[Start SUPPLIED TEXT]

Israel’s war on (‘anti-Semitic’) ice cream

Israel is waging a frontal attack against ice cream – and it is losing.

A man buys Ben & Jerry's ice cream in Jerusalem on July 20, 2021 [Ahmad Gharabli/AFP]

Israel is going through a surrealistic summer meltdown over yummy ice cream.

Its leaders have launched a chilling assault on Ben & Jerry’s, the world-famous American brand, after the company decided to boycott its illegal settlement in occupied Palestine earlier this month.

Israel’s Prime Minister Naftali Bennet condemned the “anti-Semitic” decision, and his foreign minister, Yair Lapid, labeled it a “shameful surrender to anti-Semitism”.

Three quarter of Israel’s parliament members demanded the company retract its “shameful act”. Even the presumably moderate president, Isaac Herzog, joined the hyperbole, calling the measure a “new kind of terrorism” against Israel.

Worse, the government has ordered its diplomats to mobilise Jewish organisations, implicating Jewish communities around the world in the fight against a progressive ice cream company, merely to ensure no other dares do the same.

And perhaps more cynically, it has used the ice cream hoopla to help derail pressure from its “Pegasus scandal”, following revelations that the Israeli tech company sold advanced surveillance technology to unsavoury regimes to help them spy on journalists, human rights activists, opposition leaders, and even Western leaders.

No wonder the Israeli government decided to take this “grave” matter directly to the United States, insisting that the various state legislators cream Ben & Jerry’s into submission.

Texas and Florida are already on it, but as the joke goes, it’s doubtful they will find ice cream un-cone-stitutional.

Basically, Israel is asking Americans to boycott and punish an iconic American company for not selling ice cream to an overseas criminal colonial enterprise.

Such unmatched arrogance and muscle flexing in the US, coupled with implicating the American Jewish community in its illegal policies, may well lead to a terrible backlash by Americans insisting on exercising their constitutional, including First Amendment, rights.

Israel may be powerful, with a great political and military arsenal at its disposal, but as any kid who watched the cartoon series “Tom & Jerry” will tell you, it will surely lose this cat and mouse battle against ice cream.

Meanwhile, all the yapping and screaming have rattled Unilever, Ben & Jerry’s Anglo-Dutch mother company, but there is little it could do about the decision of its autonomous subsidiary.

The proud Jewish founders of Ben & Jerry’s, Bennett Cohen and Jerry Greenfield, responded to the controversy in a New York Times article this week. Cool & chilled, they voiced their support for the company’s decision, underlined their long support for Israel hand in hand with their opposition to its illegal settlements – a position which they insist is in line with Jewish values and official US policy.

They also made clear that neither they nor the company support the Boycott, Divestment and Sanctions (BDS) campaign, which aims for the end of the Israeli occupation.

Why? Well, because the BDS campaign focuses on boycotting Israel as a whole, not only its illegal settlements, and supports the Right of Return for Palestinian refugees. And also, because its campaign is modelled on the successful struggle against Apartheid in South Africa. Many, Jews and others, including those who oppose the occupation, reject these positions.

But that’s ok because boycott, like ice cream, may come in different flavours.

The “ice cream you scream” custardy debate has since gone online, highlighting the promise and peril of boycotting Israel.

The Palestinians seem generally pleased with the boycott, and rather baffled by all the brouhaha about denying settlers a brand of ice cream; settlers whom they see as mostly violent criminals or as thieves of their land and water.

[End SUPPLIED TEXT]
[Start DATA PROVIDED]

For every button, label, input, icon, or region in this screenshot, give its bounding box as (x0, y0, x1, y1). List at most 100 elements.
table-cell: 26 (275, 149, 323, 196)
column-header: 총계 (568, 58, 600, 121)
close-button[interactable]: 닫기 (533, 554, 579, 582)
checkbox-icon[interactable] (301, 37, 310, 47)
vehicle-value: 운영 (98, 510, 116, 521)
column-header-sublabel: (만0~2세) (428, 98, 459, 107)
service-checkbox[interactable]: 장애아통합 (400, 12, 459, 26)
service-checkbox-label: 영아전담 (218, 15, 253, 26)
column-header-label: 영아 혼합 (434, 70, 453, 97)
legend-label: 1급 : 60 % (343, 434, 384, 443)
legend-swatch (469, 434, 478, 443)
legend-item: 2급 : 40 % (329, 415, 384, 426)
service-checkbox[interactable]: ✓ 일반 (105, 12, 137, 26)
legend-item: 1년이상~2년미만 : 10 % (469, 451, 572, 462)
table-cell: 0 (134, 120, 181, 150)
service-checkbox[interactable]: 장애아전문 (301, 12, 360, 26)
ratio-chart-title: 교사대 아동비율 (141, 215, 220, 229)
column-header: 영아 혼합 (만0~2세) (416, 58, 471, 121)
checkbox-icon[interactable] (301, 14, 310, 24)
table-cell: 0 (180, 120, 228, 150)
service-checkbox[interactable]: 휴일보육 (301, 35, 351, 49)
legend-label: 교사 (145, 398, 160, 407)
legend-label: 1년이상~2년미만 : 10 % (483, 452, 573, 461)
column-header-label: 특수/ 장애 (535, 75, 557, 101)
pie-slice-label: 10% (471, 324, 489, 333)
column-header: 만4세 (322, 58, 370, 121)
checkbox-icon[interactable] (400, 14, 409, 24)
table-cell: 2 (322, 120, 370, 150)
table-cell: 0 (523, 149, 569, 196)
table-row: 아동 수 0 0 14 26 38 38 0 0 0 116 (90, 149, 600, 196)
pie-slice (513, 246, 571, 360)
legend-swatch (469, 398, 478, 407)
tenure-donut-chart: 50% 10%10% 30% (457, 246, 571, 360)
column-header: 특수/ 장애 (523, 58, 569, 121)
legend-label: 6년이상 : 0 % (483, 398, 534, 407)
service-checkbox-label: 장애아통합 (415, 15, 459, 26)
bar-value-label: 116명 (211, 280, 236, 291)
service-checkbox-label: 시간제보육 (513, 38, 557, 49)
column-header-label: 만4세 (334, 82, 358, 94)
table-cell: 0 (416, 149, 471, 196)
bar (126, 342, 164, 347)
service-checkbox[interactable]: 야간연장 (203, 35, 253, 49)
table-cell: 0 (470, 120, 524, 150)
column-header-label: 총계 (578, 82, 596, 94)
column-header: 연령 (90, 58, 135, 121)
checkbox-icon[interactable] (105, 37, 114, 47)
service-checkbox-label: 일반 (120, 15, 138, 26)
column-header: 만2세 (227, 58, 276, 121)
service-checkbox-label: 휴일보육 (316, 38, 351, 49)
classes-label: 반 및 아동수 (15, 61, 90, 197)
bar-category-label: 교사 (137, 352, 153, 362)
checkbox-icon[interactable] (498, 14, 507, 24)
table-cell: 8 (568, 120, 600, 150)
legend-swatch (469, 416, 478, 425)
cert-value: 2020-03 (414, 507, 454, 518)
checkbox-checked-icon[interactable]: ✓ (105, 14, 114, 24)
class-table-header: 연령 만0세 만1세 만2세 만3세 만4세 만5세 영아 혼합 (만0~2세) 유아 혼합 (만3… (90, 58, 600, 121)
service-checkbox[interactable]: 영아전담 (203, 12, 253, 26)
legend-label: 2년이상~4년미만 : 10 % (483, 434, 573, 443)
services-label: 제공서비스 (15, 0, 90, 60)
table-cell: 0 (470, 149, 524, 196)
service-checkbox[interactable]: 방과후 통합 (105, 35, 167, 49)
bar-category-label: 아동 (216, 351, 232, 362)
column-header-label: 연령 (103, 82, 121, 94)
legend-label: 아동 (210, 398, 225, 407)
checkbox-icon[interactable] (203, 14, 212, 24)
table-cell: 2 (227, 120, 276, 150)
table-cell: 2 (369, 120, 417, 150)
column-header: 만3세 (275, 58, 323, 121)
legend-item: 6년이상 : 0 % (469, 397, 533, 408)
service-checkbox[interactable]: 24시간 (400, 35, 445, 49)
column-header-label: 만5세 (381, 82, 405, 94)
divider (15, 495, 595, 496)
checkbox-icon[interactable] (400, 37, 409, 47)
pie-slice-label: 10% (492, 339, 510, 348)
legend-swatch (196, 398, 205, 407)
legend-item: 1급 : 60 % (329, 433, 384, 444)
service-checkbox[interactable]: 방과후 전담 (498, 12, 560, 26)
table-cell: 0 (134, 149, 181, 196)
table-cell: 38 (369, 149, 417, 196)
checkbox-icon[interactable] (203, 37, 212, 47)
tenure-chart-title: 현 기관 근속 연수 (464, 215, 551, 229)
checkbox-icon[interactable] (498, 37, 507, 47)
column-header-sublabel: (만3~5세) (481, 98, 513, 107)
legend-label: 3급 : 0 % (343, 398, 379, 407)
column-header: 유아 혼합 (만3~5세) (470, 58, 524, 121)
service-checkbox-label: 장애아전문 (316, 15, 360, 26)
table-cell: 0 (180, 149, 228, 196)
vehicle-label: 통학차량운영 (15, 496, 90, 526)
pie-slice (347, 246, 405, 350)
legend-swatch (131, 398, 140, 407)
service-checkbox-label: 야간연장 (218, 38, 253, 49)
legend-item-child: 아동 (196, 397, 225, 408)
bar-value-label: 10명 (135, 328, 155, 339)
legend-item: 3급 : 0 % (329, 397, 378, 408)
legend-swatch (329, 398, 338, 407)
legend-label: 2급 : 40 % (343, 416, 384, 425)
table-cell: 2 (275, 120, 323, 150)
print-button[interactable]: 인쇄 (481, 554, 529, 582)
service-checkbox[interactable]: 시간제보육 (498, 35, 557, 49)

[End DATA PROVIDED]

- WRITTEN PROBLEM:
Reproduce the passage of the Ben & Jerry's boycott article starting at "Israel’s Prime Minister" and ending at "do the same.".

- ANSWER TO THIS PROBLEM:
Israel’s Prime Minister Naftali Bennet condemned the “anti-Semitic” decision, and his foreign minister, Yair Lapid, labeled it a “shameful surrender to anti-Semitism”.

Three quarter of Israel’s parliament members demanded the company retract its “shameful act”. Even the presumably moderate president, Isaac Herzog, joined the hyperbole, calling the measure a “new kind of terrorism” against Israel.

Worse, the government has ordered its diplomats to mobilise Jewish organisations, implicating Jewish communities around the world in the fight against a progressive ice cream company, merely to ensure no other dares do the same.